Task directions> Give the number of lines in the entries that contain "Epidemiyolojik". State only the count.
-----
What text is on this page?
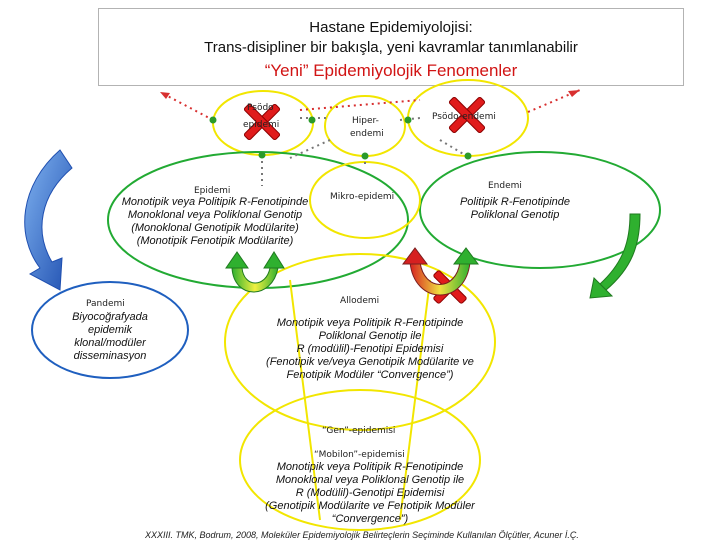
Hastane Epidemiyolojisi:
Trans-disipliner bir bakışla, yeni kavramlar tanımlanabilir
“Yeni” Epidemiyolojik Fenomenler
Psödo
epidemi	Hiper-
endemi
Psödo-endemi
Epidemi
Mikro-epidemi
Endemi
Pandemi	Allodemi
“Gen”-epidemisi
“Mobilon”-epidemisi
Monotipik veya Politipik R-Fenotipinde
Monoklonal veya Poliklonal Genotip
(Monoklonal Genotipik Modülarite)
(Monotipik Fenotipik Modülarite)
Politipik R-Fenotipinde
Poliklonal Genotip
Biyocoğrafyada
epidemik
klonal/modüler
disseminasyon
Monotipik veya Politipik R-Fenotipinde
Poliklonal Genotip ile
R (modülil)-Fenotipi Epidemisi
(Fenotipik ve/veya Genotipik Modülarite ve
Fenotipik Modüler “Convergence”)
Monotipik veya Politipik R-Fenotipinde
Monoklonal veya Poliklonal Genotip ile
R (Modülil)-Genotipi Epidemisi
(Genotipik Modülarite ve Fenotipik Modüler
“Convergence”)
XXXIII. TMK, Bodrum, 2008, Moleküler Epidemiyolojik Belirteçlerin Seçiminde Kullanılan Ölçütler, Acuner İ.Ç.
-----
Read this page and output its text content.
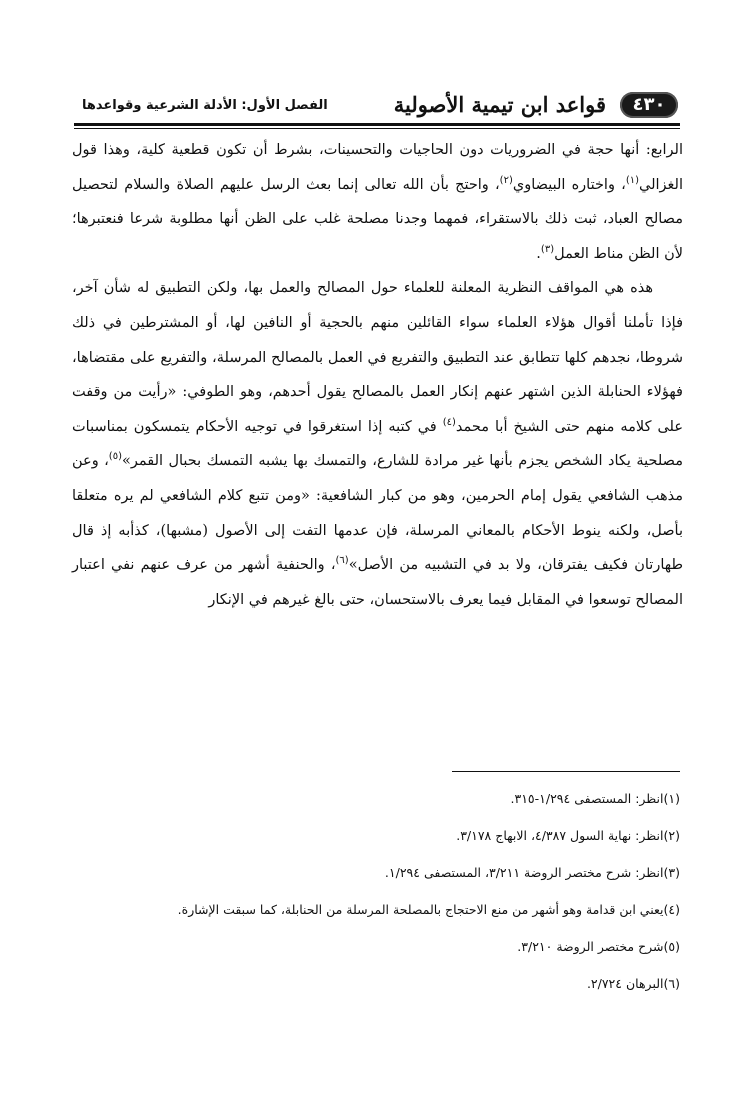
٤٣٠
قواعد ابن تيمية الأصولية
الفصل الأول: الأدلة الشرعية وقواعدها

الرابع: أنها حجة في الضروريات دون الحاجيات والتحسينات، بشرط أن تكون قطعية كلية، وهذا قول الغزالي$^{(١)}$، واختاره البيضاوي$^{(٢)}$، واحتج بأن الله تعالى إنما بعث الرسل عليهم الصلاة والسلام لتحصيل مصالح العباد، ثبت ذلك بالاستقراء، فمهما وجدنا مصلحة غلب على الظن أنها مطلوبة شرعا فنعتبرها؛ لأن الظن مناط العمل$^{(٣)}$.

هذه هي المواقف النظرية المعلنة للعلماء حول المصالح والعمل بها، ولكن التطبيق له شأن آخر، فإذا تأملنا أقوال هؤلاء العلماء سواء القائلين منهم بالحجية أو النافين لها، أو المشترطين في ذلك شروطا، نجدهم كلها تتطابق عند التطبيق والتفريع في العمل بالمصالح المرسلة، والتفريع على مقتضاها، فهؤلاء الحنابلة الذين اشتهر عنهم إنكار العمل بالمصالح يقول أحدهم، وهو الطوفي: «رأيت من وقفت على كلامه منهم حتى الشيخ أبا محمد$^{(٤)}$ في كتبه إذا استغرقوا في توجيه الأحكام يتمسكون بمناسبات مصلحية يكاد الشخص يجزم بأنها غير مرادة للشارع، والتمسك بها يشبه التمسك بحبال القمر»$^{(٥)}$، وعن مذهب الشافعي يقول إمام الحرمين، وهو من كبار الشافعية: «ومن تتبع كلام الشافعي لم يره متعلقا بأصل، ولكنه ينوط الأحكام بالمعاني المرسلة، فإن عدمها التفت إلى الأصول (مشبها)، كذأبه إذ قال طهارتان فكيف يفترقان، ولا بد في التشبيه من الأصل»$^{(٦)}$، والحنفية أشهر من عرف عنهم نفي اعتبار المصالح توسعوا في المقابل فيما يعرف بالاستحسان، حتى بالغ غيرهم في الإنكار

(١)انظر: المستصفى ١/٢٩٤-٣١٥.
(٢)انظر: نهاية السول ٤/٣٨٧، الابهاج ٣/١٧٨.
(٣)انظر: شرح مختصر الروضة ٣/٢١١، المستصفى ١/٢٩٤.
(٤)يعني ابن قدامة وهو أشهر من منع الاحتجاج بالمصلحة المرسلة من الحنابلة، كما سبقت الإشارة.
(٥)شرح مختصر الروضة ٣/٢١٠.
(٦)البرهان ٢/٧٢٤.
-----
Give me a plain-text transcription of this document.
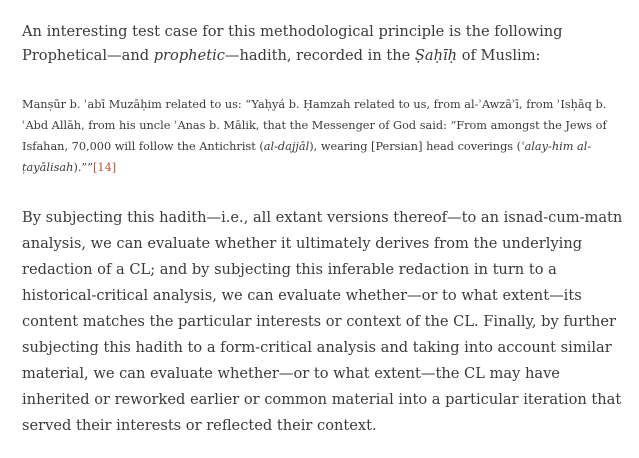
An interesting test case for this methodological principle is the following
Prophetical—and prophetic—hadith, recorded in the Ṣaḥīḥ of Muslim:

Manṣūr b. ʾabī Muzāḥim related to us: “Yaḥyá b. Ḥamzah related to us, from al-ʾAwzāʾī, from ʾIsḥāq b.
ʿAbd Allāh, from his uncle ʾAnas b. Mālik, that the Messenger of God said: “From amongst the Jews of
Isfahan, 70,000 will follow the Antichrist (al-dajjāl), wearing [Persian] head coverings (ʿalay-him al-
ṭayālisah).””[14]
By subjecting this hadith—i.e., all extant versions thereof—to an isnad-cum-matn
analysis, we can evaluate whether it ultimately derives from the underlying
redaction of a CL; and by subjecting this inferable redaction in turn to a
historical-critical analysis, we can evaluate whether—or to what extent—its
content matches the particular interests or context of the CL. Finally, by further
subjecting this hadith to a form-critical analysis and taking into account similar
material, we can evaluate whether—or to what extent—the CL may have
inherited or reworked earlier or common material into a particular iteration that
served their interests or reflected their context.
-----
Response to this exercise> 2